What is being asked
Find the string "this" in the listing below and return each line it appears in.

-- Source information follows --

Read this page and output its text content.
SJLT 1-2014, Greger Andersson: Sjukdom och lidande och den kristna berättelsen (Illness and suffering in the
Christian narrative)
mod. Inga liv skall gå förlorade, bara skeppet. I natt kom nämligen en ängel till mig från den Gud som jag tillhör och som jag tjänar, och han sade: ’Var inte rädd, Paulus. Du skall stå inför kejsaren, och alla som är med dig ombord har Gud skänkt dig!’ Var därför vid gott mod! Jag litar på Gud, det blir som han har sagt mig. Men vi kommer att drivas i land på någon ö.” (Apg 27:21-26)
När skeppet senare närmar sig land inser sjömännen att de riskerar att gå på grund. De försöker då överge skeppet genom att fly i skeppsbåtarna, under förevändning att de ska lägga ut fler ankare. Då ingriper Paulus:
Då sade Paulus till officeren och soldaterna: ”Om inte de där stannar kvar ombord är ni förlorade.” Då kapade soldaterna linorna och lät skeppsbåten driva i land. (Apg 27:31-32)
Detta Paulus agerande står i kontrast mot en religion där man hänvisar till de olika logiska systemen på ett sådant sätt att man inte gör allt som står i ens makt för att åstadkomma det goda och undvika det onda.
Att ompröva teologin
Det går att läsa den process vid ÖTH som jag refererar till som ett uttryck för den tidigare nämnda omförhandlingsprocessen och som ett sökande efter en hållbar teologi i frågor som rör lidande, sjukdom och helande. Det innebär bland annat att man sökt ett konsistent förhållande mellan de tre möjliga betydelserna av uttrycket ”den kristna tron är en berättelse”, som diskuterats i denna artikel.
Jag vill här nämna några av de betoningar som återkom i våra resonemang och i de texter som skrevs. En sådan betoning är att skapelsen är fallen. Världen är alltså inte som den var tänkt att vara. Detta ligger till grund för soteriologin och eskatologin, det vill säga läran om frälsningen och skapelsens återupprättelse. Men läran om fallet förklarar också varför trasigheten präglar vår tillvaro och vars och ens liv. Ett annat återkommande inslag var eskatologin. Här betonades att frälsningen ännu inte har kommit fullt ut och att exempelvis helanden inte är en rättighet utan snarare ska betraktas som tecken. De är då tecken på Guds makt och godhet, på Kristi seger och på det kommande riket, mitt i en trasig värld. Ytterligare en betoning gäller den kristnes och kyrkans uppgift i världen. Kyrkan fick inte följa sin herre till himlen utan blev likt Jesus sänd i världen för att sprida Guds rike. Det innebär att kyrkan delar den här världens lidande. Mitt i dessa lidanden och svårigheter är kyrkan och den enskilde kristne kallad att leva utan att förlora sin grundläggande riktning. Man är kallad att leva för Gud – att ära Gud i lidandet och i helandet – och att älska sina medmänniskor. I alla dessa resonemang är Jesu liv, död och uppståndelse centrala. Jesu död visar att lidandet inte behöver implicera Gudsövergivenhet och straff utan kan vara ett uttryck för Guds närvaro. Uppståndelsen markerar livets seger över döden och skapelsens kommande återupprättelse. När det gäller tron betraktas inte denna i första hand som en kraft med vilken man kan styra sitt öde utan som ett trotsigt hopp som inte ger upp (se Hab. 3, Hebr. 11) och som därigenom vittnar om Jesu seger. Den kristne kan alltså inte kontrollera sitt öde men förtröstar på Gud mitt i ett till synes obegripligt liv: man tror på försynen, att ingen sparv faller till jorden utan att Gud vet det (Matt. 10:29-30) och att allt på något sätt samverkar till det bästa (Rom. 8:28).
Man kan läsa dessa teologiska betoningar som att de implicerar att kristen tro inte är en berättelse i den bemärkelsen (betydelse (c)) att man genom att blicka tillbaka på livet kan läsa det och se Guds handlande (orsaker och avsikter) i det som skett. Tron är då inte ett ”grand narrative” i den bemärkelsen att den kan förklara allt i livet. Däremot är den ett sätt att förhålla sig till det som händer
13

-- Source information concluded --
-- Source information follows --

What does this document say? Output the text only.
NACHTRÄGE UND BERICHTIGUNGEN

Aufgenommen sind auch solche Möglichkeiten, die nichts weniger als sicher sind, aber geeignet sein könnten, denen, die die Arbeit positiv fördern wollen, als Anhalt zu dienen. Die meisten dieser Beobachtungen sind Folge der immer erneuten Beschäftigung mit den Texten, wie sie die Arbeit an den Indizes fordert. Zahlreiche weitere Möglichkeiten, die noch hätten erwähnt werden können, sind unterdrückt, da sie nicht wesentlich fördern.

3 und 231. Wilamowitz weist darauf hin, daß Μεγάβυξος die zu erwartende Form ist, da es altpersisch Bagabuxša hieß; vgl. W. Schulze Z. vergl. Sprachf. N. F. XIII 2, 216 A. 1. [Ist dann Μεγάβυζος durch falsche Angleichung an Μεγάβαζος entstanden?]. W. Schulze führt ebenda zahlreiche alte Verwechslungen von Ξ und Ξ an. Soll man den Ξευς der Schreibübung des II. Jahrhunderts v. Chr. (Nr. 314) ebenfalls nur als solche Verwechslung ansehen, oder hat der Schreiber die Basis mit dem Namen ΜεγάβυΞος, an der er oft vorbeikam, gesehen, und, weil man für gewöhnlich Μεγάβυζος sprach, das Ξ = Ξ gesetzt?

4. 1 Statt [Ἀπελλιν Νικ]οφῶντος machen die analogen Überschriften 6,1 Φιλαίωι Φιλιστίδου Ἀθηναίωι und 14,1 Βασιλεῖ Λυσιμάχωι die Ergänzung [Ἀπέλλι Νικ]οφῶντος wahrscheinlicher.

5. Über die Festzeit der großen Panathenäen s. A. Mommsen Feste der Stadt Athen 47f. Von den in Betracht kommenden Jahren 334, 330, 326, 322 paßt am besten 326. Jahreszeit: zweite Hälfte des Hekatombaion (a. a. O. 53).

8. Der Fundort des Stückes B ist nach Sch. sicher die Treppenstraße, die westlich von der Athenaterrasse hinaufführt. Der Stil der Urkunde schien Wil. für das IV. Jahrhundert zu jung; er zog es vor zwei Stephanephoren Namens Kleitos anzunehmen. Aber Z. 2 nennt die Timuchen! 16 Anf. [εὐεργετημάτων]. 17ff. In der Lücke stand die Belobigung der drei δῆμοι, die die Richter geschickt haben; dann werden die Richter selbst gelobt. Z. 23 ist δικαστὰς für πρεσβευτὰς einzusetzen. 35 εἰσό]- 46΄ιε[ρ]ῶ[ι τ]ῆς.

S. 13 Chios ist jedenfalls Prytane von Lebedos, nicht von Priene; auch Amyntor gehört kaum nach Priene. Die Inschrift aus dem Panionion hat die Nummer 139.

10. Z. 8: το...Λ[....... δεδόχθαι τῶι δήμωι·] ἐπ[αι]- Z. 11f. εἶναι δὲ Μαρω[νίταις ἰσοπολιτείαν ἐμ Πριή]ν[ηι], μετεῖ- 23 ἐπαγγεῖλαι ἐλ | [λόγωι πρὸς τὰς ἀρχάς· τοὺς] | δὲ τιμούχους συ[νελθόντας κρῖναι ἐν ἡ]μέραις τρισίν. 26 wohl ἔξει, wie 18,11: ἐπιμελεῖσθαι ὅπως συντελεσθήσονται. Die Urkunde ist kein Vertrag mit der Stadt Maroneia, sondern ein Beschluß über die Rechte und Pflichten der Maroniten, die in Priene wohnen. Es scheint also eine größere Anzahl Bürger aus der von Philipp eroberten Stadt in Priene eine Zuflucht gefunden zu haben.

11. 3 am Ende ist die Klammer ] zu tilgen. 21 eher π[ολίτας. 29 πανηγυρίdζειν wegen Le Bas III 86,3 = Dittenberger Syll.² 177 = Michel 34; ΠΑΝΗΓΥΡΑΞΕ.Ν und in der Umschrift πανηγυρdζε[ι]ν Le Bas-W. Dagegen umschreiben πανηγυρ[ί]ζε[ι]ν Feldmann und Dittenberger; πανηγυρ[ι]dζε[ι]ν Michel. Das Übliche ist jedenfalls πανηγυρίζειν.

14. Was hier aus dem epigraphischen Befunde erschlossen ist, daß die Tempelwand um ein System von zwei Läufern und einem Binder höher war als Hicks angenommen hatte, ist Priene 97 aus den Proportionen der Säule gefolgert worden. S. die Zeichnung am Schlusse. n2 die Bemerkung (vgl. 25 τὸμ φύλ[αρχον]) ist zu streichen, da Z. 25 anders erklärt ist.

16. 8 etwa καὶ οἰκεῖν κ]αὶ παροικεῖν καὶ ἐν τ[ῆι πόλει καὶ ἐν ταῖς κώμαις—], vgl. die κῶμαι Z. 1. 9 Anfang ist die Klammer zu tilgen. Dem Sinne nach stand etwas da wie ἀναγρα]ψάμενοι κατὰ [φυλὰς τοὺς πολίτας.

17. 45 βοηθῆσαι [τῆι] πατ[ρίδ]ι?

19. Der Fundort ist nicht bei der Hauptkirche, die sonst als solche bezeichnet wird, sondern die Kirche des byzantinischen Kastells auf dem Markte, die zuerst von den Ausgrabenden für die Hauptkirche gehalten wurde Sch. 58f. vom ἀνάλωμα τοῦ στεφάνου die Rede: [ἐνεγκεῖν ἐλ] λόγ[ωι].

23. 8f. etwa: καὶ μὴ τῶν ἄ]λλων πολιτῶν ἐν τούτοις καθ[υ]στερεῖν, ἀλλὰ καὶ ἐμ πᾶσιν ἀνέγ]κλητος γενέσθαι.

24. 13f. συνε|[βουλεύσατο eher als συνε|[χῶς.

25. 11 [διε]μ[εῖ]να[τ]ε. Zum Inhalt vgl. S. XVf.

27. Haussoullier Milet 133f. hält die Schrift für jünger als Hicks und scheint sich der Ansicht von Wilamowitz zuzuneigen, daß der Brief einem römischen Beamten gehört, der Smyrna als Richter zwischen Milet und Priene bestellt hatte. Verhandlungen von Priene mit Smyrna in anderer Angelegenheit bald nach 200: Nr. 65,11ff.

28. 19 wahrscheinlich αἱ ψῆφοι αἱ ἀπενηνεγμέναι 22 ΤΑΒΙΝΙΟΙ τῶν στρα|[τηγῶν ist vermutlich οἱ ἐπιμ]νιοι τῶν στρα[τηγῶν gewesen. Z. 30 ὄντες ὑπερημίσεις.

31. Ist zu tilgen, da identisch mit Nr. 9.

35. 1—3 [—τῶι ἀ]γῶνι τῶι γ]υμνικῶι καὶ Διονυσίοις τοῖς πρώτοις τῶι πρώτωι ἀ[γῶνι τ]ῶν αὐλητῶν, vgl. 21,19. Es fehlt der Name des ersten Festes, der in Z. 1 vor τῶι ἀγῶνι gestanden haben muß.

-- Source information concluded --
-- Source information follows --

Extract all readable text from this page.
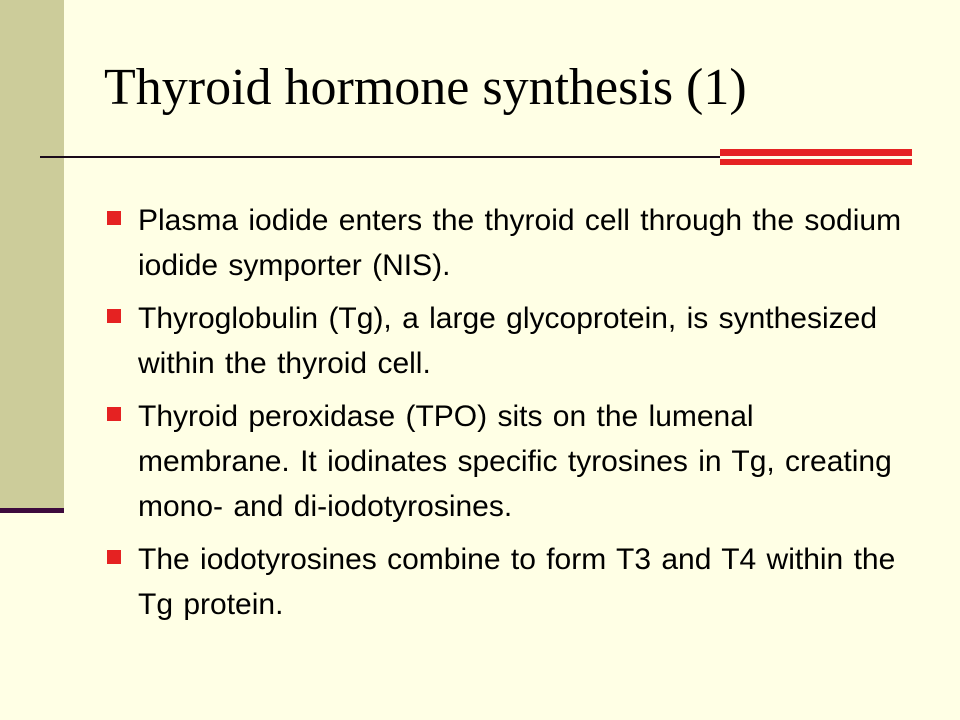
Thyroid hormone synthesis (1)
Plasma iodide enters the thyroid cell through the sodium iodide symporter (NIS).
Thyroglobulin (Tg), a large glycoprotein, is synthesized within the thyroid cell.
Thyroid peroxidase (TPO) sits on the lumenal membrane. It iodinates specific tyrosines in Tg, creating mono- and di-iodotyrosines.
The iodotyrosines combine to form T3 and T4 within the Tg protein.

-- Source information concluded --

Result of the task
Read this page and output its text content.
What does this document say? Output the text only.
Extract all readable text from this page.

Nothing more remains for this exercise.